Set task: Here are some records. Copy each one exactly.

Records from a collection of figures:
------------------------
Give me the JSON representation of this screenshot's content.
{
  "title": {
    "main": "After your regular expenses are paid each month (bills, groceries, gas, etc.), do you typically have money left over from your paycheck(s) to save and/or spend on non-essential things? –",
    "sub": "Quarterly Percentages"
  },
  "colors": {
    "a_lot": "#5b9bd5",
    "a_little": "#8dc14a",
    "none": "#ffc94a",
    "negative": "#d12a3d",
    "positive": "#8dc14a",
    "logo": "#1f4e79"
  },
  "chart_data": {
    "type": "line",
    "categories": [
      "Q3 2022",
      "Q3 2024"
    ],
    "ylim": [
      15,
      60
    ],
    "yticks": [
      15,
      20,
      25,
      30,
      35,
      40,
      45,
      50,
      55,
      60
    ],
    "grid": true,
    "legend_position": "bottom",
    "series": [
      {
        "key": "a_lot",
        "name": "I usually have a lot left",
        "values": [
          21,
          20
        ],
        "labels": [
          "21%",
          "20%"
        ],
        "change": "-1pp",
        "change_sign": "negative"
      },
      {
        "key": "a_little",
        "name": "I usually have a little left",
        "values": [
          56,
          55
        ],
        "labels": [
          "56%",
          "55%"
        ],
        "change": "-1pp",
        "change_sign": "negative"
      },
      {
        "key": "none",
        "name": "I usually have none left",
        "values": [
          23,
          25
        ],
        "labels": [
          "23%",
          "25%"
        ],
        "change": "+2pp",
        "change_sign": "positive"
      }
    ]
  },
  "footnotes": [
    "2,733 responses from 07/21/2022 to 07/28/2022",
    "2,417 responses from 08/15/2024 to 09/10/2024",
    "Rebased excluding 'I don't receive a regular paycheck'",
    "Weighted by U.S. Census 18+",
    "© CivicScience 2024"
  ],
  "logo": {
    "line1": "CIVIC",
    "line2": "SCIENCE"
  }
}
------------------------
Exercise response:
Give me the JSON representation of this screenshot's content.
{
  "title": {
    "main": "After your regular expenses are paid each month (bills, groceries, gas, etc.), do you typically have money left over from your paycheck(s) to save and/or spend on non-essential things? –",
    "sub": "Quarterly Percentages"
  },
  "colors": {
    "a_lot": "#5b9bd5",
    "a_little": "#8dc14a",
    "none": "#ffc94a",
    "negative": "#d12a3d",
    "positive": "#8dc14a",
    "logo": "#1f4e79"
  },
  "chart_data": {
    "type": "line",
    "categories": [
      "Q3 2022",
      "Q3 2024"
    ],
    "ylim": [
      15,
      60
    ],
    "yticks": [
      15,
      20,
      25,
      30,
      35,
      40,
      45,
      50,
      55,
      60
    ],
    "grid": true,
    "legend_position": "bottom",
    "series": [
      {
        "key": "a_lot",
        "name": "I usually have a lot left",
        "values": [
          21,
          20
        ],
        "labels": [
          "21%",
          "20%"
        ],
        "change": "-1pp",
        "change_sign": "negative"
      },
      {
        "key": "a_little",
        "name": "I usually have a little left",
        "values": [
          56,
          55
        ],
        "labels": [
          "56%",
          "55%"
        ],
        "change": "-1pp",
        "change_sign": "negative"
      },
      {
        "key": "none",
        "name": "I usually have none left",
        "values": [
          23,
          25
        ],
        "labels": [
          "23%",
          "25%"
        ],
        "change": "+2pp",
        "change_sign": "positive"
      }
    ]
  },
  "footnotes": [
    "2,733 responses from 07/21/2022 to 07/28/2022",
    "2,417 responses from 08/15/2024 to 09/10/2024",
    "Rebased excluding 'I don't receive a regular paycheck'",
    "Weighted by U.S. Census 18+",
    "© CivicScience 2024"
  ],
  "logo": {
    "line1": "CIVIC",
    "line2": "SCIENCE"
  }
}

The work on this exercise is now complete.